__WHAT YOU WILL DO__: Identify each line below that contains the word "JSON", and copy it out.

__Figure content listings__:

════════════════

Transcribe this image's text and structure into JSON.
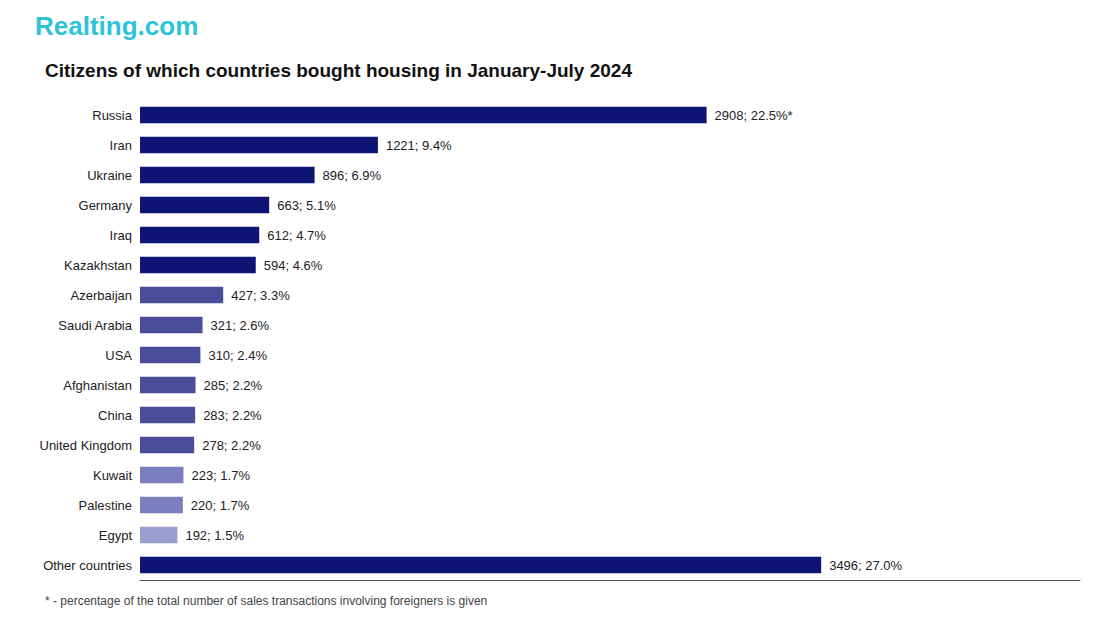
{
  "chart_data": {
    "type": "bar",
    "orientation": "horizontal",
    "title": "Citizens of which countries bought housing in January-July 2024",
    "annotations": [
      {
        "text": "Realting.com",
        "color": "#2ec4d6"
      },
      {
        "text": "* - percentage of the total number of sales transactions involving foreigners is given"
      }
    ],
    "categories": [
      "Russia",
      "Iran",
      "Ukraine",
      "Germany",
      "Iraq",
      "Kazakhstan",
      "Azerbaijan",
      "Saudi Arabia",
      "USA",
      "Afghanistan",
      "China",
      "United Kingdom",
      "Kuwait",
      "Palestine",
      "Egypt",
      "Other countries"
    ],
    "values": [
      2908,
      1221,
      896,
      663,
      612,
      594,
      427,
      321,
      310,
      285,
      283,
      278,
      223,
      220,
      192,
      3496
    ],
    "value_labels": [
      "2908; 22.5%*",
      "1221; 9.4%",
      "896; 6.9%",
      "663; 5.1%",
      "612; 4.7%",
      "594; 4.6%",
      "427; 3.3%",
      "321; 2.6%",
      "310; 2.4%",
      "285; 2.2%",
      "283; 2.2%",
      "278; 2.2%",
      "223; 1.7%",
      "220; 1.7%",
      "192; 1.5%",
      "3496; 27.0%"
    ],
    "data_labels": true,
    "colors": [
      "#0d1474",
      "#0d1474",
      "#0d1474",
      "#0d1474",
      "#0d1474",
      "#0d1474",
      "#4a4e9a",
      "#4a4e9a",
      "#4a4e9a",
      "#4a4e9a",
      "#4a4e9a",
      "#4a4e9a",
      "#7b7fbf",
      "#7b7fbf",
      "#9b9fcf",
      "#0d1474"
    ],
    "xlim": [
      0,
      4824.48
    ],
    "tick_labels": "y",
    "grid": false
  }
}
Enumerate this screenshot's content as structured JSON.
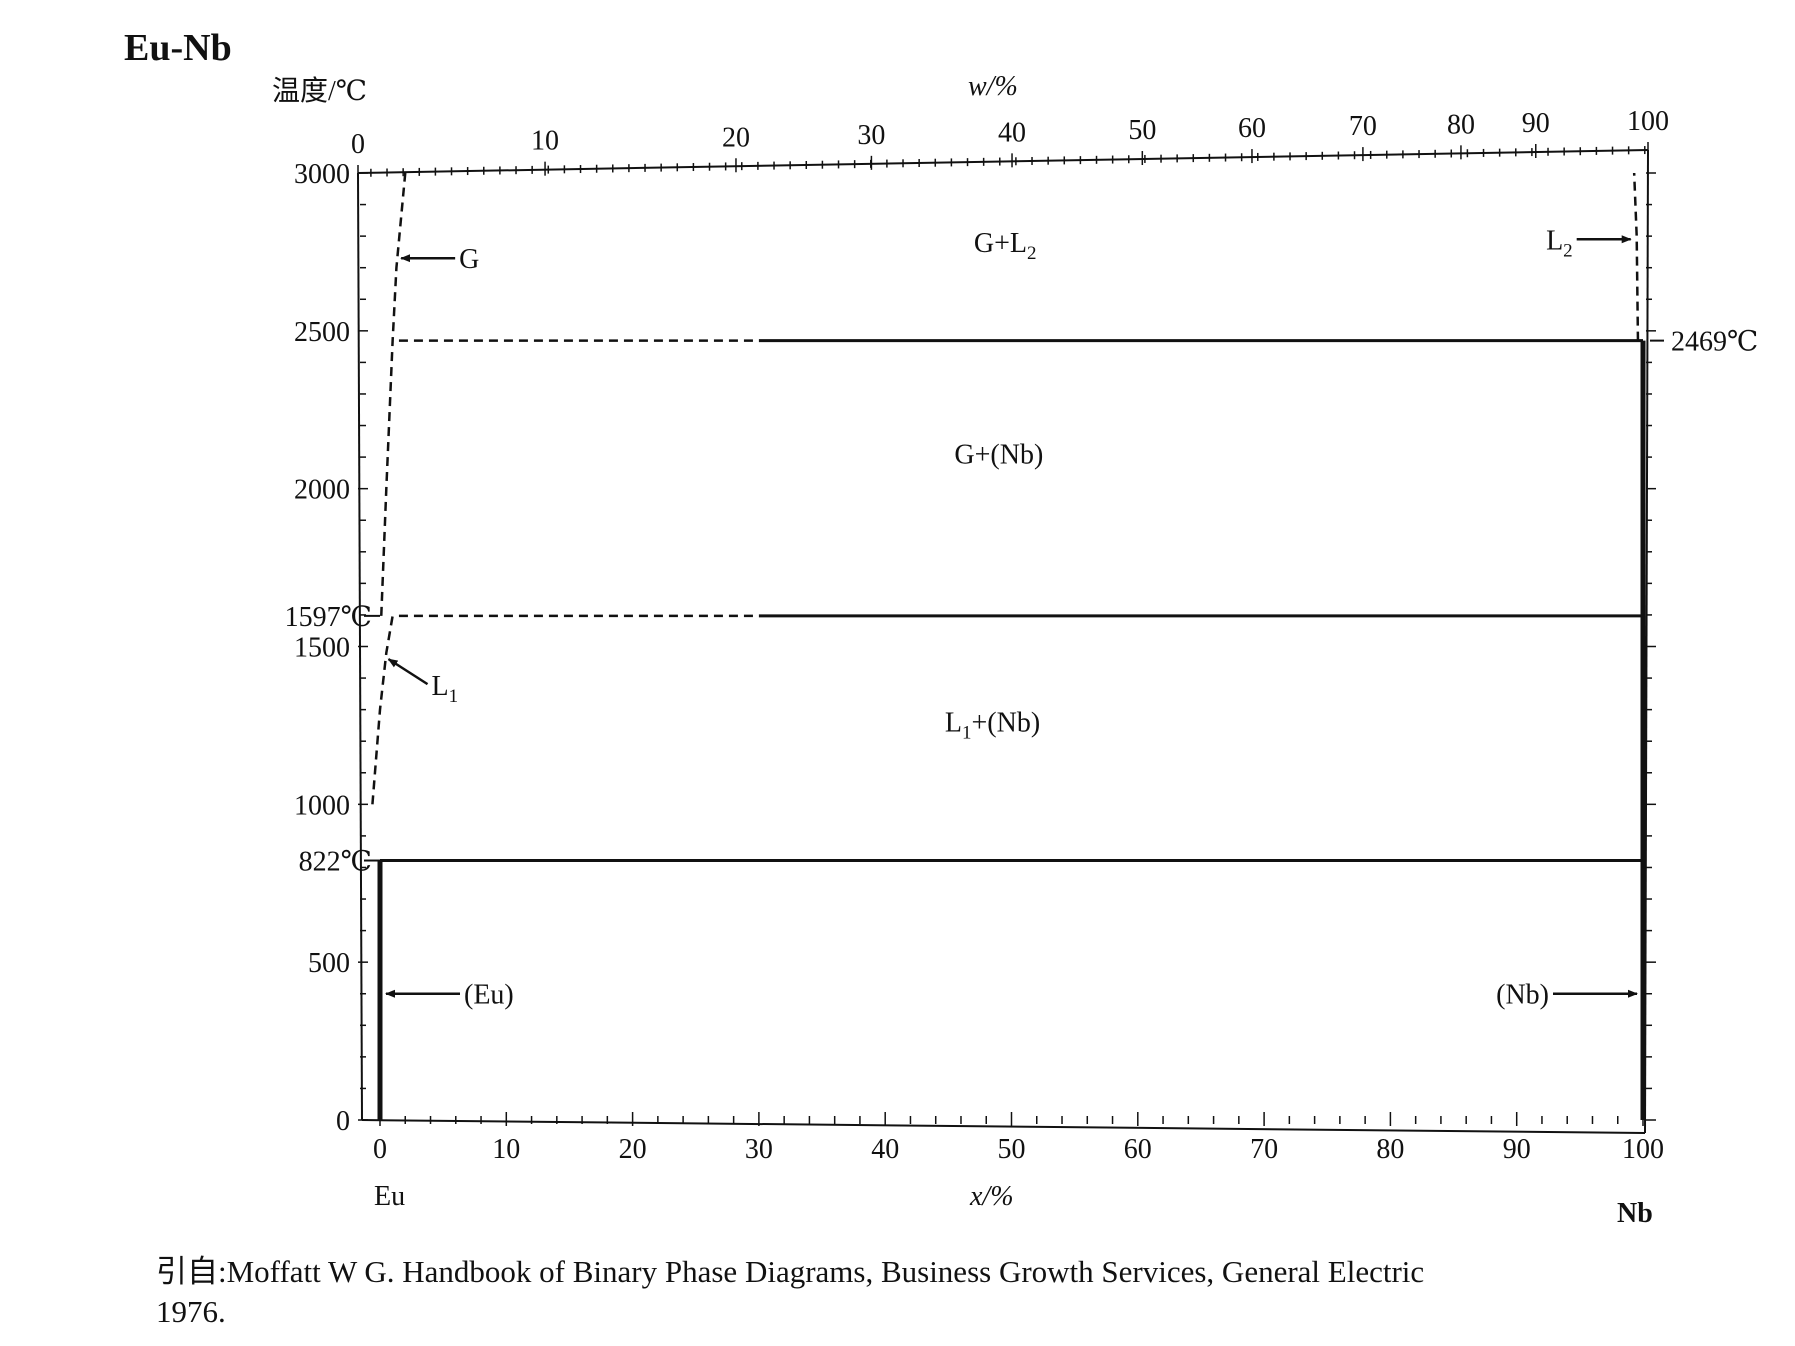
{
  "title": "Eu-Nb",
  "chart_data": {
    "type": "phase-diagram",
    "system": "Eu-Nb",
    "ylabel": "温度/℃",
    "xlabel_bottom": "x/%",
    "xlabel_top": "w/%",
    "ylim": [
      0,
      3000
    ],
    "xlim": [
      0,
      100
    ],
    "y_ticks": [
      "0",
      "500",
      "1000",
      "1500",
      "2000",
      "2500",
      "3000"
    ],
    "x_bottom_ticks": [
      "0",
      "10",
      "20",
      "30",
      "40",
      "50",
      "60",
      "70",
      "80",
      "90",
      "100"
    ],
    "x_top_ticks": [
      "0",
      "10",
      "20",
      "30",
      "40",
      "50",
      "60",
      "70",
      "80",
      "90",
      "100"
    ],
    "x_top_tick_at_atomic": [
      0,
      14.5,
      29.3,
      39.8,
      50.7,
      60.8,
      69.3,
      77.9,
      85.5,
      91.3,
      100
    ],
    "components": {
      "left": "Eu",
      "right": "Nb"
    },
    "special_temperatures": [
      {
        "label": "822℃",
        "value": 822
      },
      {
        "label": "1597℃",
        "value": 1597
      },
      {
        "label": "2469℃",
        "value": 2469
      }
    ],
    "horizontal_lines": [
      {
        "t": 822,
        "x_from": 0,
        "x_to": 100,
        "style": "solid"
      },
      {
        "t": 1597,
        "x_from": 1.5,
        "x_to": 100,
        "style": "solid-dashed-left"
      },
      {
        "t": 2469,
        "x_from": 1.5,
        "x_to": 100,
        "style": "solid-dashed-left"
      }
    ],
    "boundary_curves": [
      {
        "name": "G boundary",
        "style": "dashed",
        "points": [
          [
            0.1,
            1597
          ],
          [
            0.5,
            2000
          ],
          [
            1.0,
            2469
          ],
          [
            1.3,
            2700
          ],
          [
            2.0,
            3000
          ]
        ]
      },
      {
        "name": "L1 boundary",
        "style": "dashed",
        "points": [
          [
            -0.6,
            1000
          ],
          [
            0.0,
            1300
          ],
          [
            0.5,
            1480
          ],
          [
            1.0,
            1597
          ]
        ]
      },
      {
        "name": "L2 boundary",
        "style": "dashed",
        "points": [
          [
            99.6,
            2469
          ],
          [
            99.5,
            2800
          ],
          [
            99.3,
            3000
          ]
        ]
      },
      {
        "name": "(Eu) solvus",
        "style": "solid",
        "points": [
          [
            0,
            0
          ],
          [
            0,
            822
          ]
        ]
      },
      {
        "name": "(Nb) solvus",
        "style": "solid",
        "points": [
          [
            100,
            0
          ],
          [
            100,
            2469
          ]
        ]
      }
    ],
    "phase_regions": [
      {
        "label": "G+L",
        "sub": "2",
        "at": [
          49.5,
          2750
        ]
      },
      {
        "label": "G+(Nb)",
        "sub": "",
        "at": [
          49.0,
          2080
        ]
      },
      {
        "label": "L",
        "sub": "1",
        "tail": "+(Nb)",
        "at": [
          48.5,
          1230
        ]
      }
    ],
    "annotations": [
      {
        "label": "G",
        "sub": "",
        "points_to": [
          1.2,
          2730
        ]
      },
      {
        "label": "L",
        "sub": "1",
        "points_to": [
          0.2,
          1460
        ]
      },
      {
        "label": "L",
        "sub": "2",
        "points_to": [
          99.5,
          2790
        ]
      },
      {
        "label": "(Eu)",
        "sub": "",
        "points_to": [
          0,
          400
        ]
      },
      {
        "label": "(Nb)",
        "sub": "",
        "points_to": [
          100,
          400
        ]
      }
    ]
  },
  "caption": {
    "line1": "引自:Moffatt W G. Handbook of Binary Phase Diagrams, Business Growth Services, General Electric",
    "line2": "1976."
  }
}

════════════════

__FULL SOLUTION__:
Transcribe this image's text and structure into JSON.
Enumerate this screenshot's content as structured JSON.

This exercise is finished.